[Start of Material supplied]
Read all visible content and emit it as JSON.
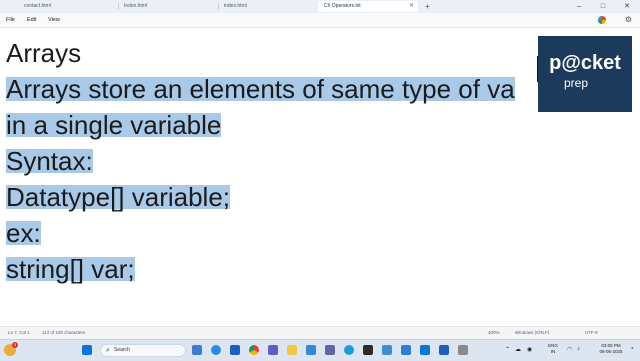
{
  "tabs": [
    {
      "label": "contact.html"
    },
    {
      "label": "Index.html"
    },
    {
      "label": "index.html"
    },
    {
      "label": "C# Operators.txt"
    }
  ],
  "window_controls": {
    "minimize": "–",
    "maximize": "□",
    "close": "✕",
    "new_tab": "+"
  },
  "menu": {
    "file": "File",
    "edit": "Edit",
    "view": "View"
  },
  "document": {
    "title": "Arrays",
    "line1": "Arrays store an elements of same type of va",
    "line2": "in a single variable",
    "line3": "Syntax:",
    "line4": "Datatype[] variable;",
    "line5": "ex:",
    "line6": "string[] var;"
  },
  "logo": {
    "line1": "p@cket",
    "line2": "prep"
  },
  "status": {
    "position": "Ln 7, Col 1",
    "chars": "113 of 126 characters",
    "zoom": "400%",
    "eol": "Windows (CRLF)",
    "encoding": "UTF-8"
  },
  "taskbar": {
    "search_label": "Search",
    "weather_badge": "3",
    "lang_line1": "ENG",
    "lang_line2": "IN",
    "time": "03:05 PM",
    "date": "06-06-2025"
  },
  "colors": {
    "selection": "#a9c9e8",
    "logo_bg": "#1b3a5c",
    "taskbar_bg": "#dde6f0"
  }
}
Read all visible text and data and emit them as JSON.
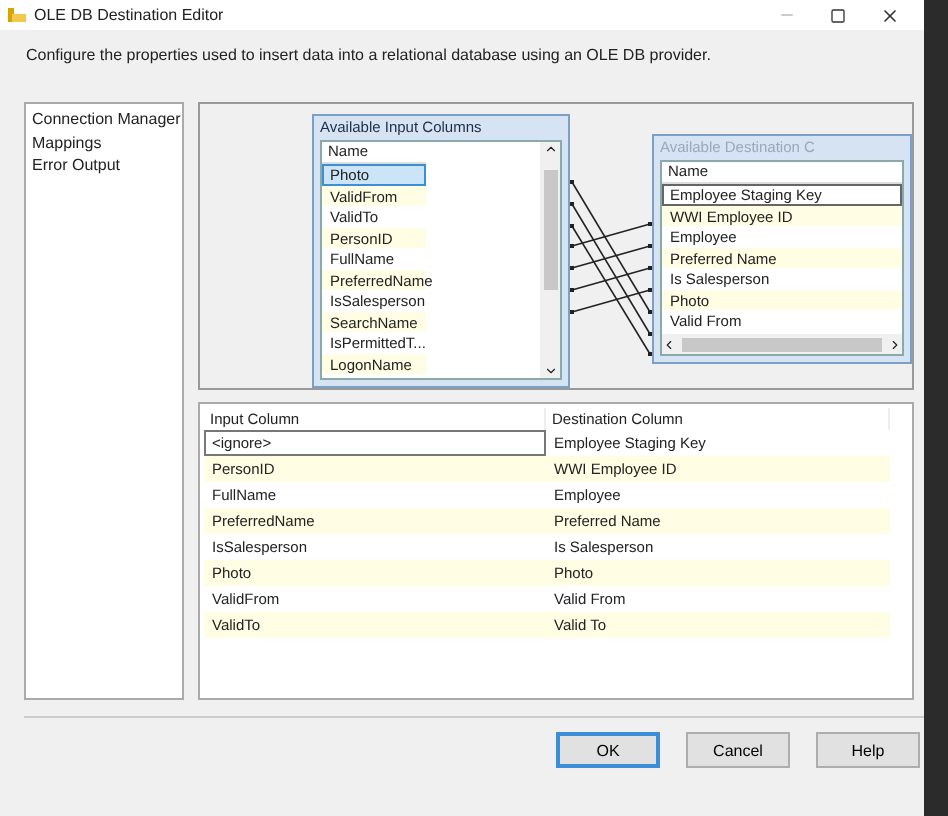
{
  "window": {
    "title": "OLE DB Destination Editor"
  },
  "description": "Configure the properties used to insert data into a relational database using an OLE DB provider.",
  "nav": [
    {
      "label": "Connection Manager"
    },
    {
      "label": "Mappings"
    },
    {
      "label": "Error Output"
    }
  ],
  "input_columns": {
    "title": "Available Input Columns",
    "header": "Name",
    "items": [
      {
        "name": "Photo",
        "selected": true
      },
      {
        "name": "ValidFrom",
        "selected": false
      },
      {
        "name": "ValidTo",
        "selected": false
      },
      {
        "name": "PersonID",
        "selected": false
      },
      {
        "name": "FullName",
        "selected": false
      },
      {
        "name": "PreferredName",
        "selected": false
      },
      {
        "name": "IsSalesperson",
        "selected": false
      },
      {
        "name": "SearchName",
        "selected": false
      },
      {
        "name": "IsPermittedT...",
        "selected": false
      },
      {
        "name": "LogonName",
        "selected": false
      }
    ]
  },
  "destination_columns": {
    "title": "Available Destination C",
    "header": "Name",
    "items": [
      {
        "name": "Employee Staging Key",
        "focused": true
      },
      {
        "name": "WWI Employee ID",
        "focused": false
      },
      {
        "name": "Employee",
        "focused": false
      },
      {
        "name": "Preferred Name",
        "focused": false
      },
      {
        "name": "Is Salesperson",
        "focused": false
      },
      {
        "name": "Photo",
        "focused": false
      },
      {
        "name": "Valid From",
        "focused": false
      }
    ]
  },
  "mapping_grid": {
    "columns": [
      "Input Column",
      "Destination Column"
    ],
    "rows": [
      {
        "input": "<ignore>",
        "destination": "Employee Staging Key",
        "editing": true
      },
      {
        "input": "PersonID",
        "destination": "WWI Employee ID",
        "editing": false
      },
      {
        "input": "FullName",
        "destination": "Employee",
        "editing": false
      },
      {
        "input": "PreferredName",
        "destination": "Preferred Name",
        "editing": false
      },
      {
        "input": "IsSalesperson",
        "destination": "Is Salesperson",
        "editing": false
      },
      {
        "input": "Photo",
        "destination": "Photo",
        "editing": false
      },
      {
        "input": "ValidFrom",
        "destination": "Valid From",
        "editing": false
      },
      {
        "input": "ValidTo",
        "destination": "Valid To",
        "editing": false
      }
    ]
  },
  "buttons": [
    {
      "label": "OK",
      "default": true
    },
    {
      "label": "Cancel",
      "default": false
    },
    {
      "label": "Help",
      "default": false
    }
  ]
}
[End of Material supplied]
The problem >>
Could you reproduce every record above exactly, leaving out the pictures?

Solution to this task >>
Read all visible content and emit it as JSON.
{
  "tabs": [
    {
      "label": "contact.html"
    },
    {
      "label": "Index.html"
    },
    {
      "label": "index.html"
    },
    {
      "label": "C# Operators.txt"
    }
  ],
  "window_controls": {
    "minimize": "–",
    "maximize": "□",
    "close": "✕",
    "new_tab": "+"
  },
  "menu": {
    "file": "File",
    "edit": "Edit",
    "view": "View"
  },
  "document": {
    "title": "Arrays",
    "line1": "Arrays store an elements of same type of va",
    "line2": "in a single variable",
    "line3": "Syntax:",
    "line4": "Datatype[] variable;",
    "line5": "ex:",
    "line6": "string[] var;"
  },
  "logo": {
    "line1": "p@cket",
    "line2": "prep"
  },
  "status": {
    "position": "Ln 7, Col 1",
    "chars": "113 of 126 characters",
    "zoom": "400%",
    "eol": "Windows (CRLF)",
    "encoding": "UTF-8"
  },
  "taskbar": {
    "search_label": "Search",
    "weather_badge": "3",
    "lang_line1": "ENG",
    "lang_line2": "IN",
    "time": "03:05 PM",
    "date": "06-06-2025"
  },
  "colors": {
    "selection": "#a9c9e8",
    "logo_bg": "#1b3a5c",
    "taskbar_bg": "#dde6f0"
  }
}
Read all visible text and data and emit them as JSON.
{
  "window": {
    "title": "OLE DB Destination Editor"
  },
  "description": "Configure the properties used to insert data into a relational database using an OLE DB provider.",
  "nav": [
    {
      "label": "Connection Manager"
    },
    {
      "label": "Mappings"
    },
    {
      "label": "Error Output"
    }
  ],
  "input_columns": {
    "title": "Available Input Columns",
    "header": "Name",
    "items": [
      {
        "name": "Photo",
        "selected": true
      },
      {
        "name": "ValidFrom",
        "selected": false
      },
      {
        "name": "ValidTo",
        "selected": false
      },
      {
        "name": "PersonID",
        "selected": false
      },
      {
        "name": "FullName",
        "selected": false
      },
      {
        "name": "PreferredName",
        "selected": false
      },
      {
        "name": "IsSalesperson",
        "selected": false
      },
      {
        "name": "SearchName",
        "selected": false
      },
      {
        "name": "IsPermittedT...",
        "selected": false
      },
      {
        "name": "LogonName",
        "selected": false
      }
    ]
  },
  "destination_columns": {
    "title": "Available Destination C",
    "header": "Name",
    "items": [
      {
        "name": "Employee Staging Key",
        "focused": true
      },
      {
        "name": "WWI Employee ID",
        "focused": false
      },
      {
        "name": "Employee",
        "focused": false
      },
      {
        "name": "Preferred Name",
        "focused": false
      },
      {
        "name": "Is Salesperson",
        "focused": false
      },
      {
        "name": "Photo",
        "focused": false
      },
      {
        "name": "Valid From",
        "focused": false
      }
    ]
  },
  "mapping_grid": {
    "columns": [
      "Input Column",
      "Destination Column"
    ],
    "rows": [
      {
        "input": "<ignore>",
        "destination": "Employee Staging Key",
        "editing": true
      },
      {
        "input": "PersonID",
        "destination": "WWI Employee ID",
        "editing": false
      },
      {
        "input": "FullName",
        "destination": "Employee",
        "editing": false
      },
      {
        "input": "PreferredName",
        "destination": "Preferred Name",
        "editing": false
      },
      {
        "input": "IsSalesperson",
        "destination": "Is Salesperson",
        "editing": false
      },
      {
        "input": "Photo",
        "destination": "Photo",
        "editing": false
      },
      {
        "input": "ValidFrom",
        "destination": "Valid From",
        "editing": false
      },
      {
        "input": "ValidTo",
        "destination": "Valid To",
        "editing": false
      }
    ]
  },
  "buttons": [
    {
      "label": "OK",
      "default": true
    },
    {
      "label": "Cancel",
      "default": false
    },
    {
      "label": "Help",
      "default": false
    }
  ]
}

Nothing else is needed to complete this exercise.